[Work to do] Write out the full set of records below exactly.

Extracted records
•••••

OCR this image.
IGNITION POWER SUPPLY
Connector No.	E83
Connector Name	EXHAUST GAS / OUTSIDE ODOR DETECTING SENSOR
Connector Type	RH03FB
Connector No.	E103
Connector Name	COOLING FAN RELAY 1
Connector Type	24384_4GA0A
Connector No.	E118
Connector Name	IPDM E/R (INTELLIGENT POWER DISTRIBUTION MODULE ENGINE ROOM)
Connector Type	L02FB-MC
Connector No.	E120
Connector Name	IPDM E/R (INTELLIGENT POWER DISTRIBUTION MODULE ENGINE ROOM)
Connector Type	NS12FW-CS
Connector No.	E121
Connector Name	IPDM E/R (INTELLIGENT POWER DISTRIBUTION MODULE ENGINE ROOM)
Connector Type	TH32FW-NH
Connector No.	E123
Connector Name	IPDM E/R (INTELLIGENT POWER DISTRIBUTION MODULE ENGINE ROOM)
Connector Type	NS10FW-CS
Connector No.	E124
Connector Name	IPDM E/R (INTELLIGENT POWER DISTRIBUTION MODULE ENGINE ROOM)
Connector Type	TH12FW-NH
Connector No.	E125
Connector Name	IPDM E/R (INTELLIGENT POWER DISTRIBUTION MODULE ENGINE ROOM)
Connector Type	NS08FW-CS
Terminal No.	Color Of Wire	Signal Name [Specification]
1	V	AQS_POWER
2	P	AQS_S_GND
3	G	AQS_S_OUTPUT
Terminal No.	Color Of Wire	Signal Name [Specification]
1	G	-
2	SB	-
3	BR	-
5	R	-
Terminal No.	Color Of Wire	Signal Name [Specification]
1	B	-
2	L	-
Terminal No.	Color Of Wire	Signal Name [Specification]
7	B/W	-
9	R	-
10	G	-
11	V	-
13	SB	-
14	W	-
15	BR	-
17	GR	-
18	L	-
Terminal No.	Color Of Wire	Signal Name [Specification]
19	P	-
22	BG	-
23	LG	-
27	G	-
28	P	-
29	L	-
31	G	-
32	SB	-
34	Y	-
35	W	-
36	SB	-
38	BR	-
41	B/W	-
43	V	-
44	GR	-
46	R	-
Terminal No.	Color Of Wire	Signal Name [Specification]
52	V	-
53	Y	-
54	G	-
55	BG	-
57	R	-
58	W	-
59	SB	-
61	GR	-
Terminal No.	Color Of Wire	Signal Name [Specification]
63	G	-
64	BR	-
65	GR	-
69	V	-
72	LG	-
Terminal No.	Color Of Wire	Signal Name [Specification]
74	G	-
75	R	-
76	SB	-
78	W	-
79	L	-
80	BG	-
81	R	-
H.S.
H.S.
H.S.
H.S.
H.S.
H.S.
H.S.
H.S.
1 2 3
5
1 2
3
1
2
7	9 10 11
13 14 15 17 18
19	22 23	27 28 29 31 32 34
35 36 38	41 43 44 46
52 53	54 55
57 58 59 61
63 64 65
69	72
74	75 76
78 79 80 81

•••••

[Exercise response]
OCR this image.
IGNITION POWER SUPPLY
Connector No.	E83
Connector Name	EXHAUST GAS / OUTSIDE ODOR DETECTING SENSOR
Connector Type	RH03FB
Connector No.	E103
Connector Name	COOLING FAN RELAY 1
Connector Type	24384_4GA0A
Connector No.	E118
Connector Name	IPDM E/R (INTELLIGENT POWER DISTRIBUTION MODULE ENGINE ROOM)
Connector Type	L02FB-MC
Connector No.	E120
Connector Name	IPDM E/R (INTELLIGENT POWER DISTRIBUTION MODULE ENGINE ROOM)
Connector Type	NS12FW-CS
Connector No.	E121
Connector Name	IPDM E/R (INTELLIGENT POWER DISTRIBUTION MODULE ENGINE ROOM)
Connector Type	TH32FW-NH
Connector No.	E123
Connector Name	IPDM E/R (INTELLIGENT POWER DISTRIBUTION MODULE ENGINE ROOM)
Connector Type	NS10FW-CS
Connector No.	E124
Connector Name	IPDM E/R (INTELLIGENT POWER DISTRIBUTION MODULE ENGINE ROOM)
Connector Type	TH12FW-NH
Connector No.	E125
Connector Name	IPDM E/R (INTELLIGENT POWER DISTRIBUTION MODULE ENGINE ROOM)
Connector Type	NS08FW-CS
Terminal No.	Color Of Wire	Signal Name [Specification]
1	V	AQS_POWER
2	P	AQS_S_GND
3	G	AQS_S_OUTPUT
Terminal No.	Color Of Wire	Signal Name [Specification]
1	G	-
2	SB	-
3	BR	-
5	R	-
Terminal No.	Color Of Wire	Signal Name [Specification]
1	B	-
2	L	-
Terminal No.	Color Of Wire	Signal Name [Specification]
7	B/W	-
9	R	-
10	G	-
11	V	-
13	SB	-
14	W	-
15	BR	-
17	GR	-
18	L	-
Terminal No.	Color Of Wire	Signal Name [Specification]
19	P	-
22	BG	-
23	LG	-
27	G	-
28	P	-
29	L	-
31	G	-
32	SB	-
34	Y	-
35	W	-
36	SB	-
38	BR	-
41	B/W	-
43	V	-
44	GR	-
46	R	-
Terminal No.	Color Of Wire	Signal Name [Specification]
52	V	-
53	Y	-
54	G	-
55	BG	-
57	R	-
58	W	-
59	SB	-
61	GR	-
Terminal No.	Color Of Wire	Signal Name [Specification]
63	G	-
64	BR	-
65	GR	-
69	V	-
72	LG	-
Terminal No.	Color Of Wire	Signal Name [Specification]
74	G	-
75	R	-
76	SB	-
78	W	-
79	L	-
80	BG	-
81	R	-
H.S.
H.S.
H.S.
H.S.
H.S.
H.S.
H.S.
H.S.
1 2 3
5
1 2
3
1
2
7	9 10 11
13 14 15 17 18
19	22 23	27 28 29 31 32 34
35 36 38	41 43 44 46
52 53	54 55
57 58 59 61
63 64 65
69	72
74	75 76
78 79 80 81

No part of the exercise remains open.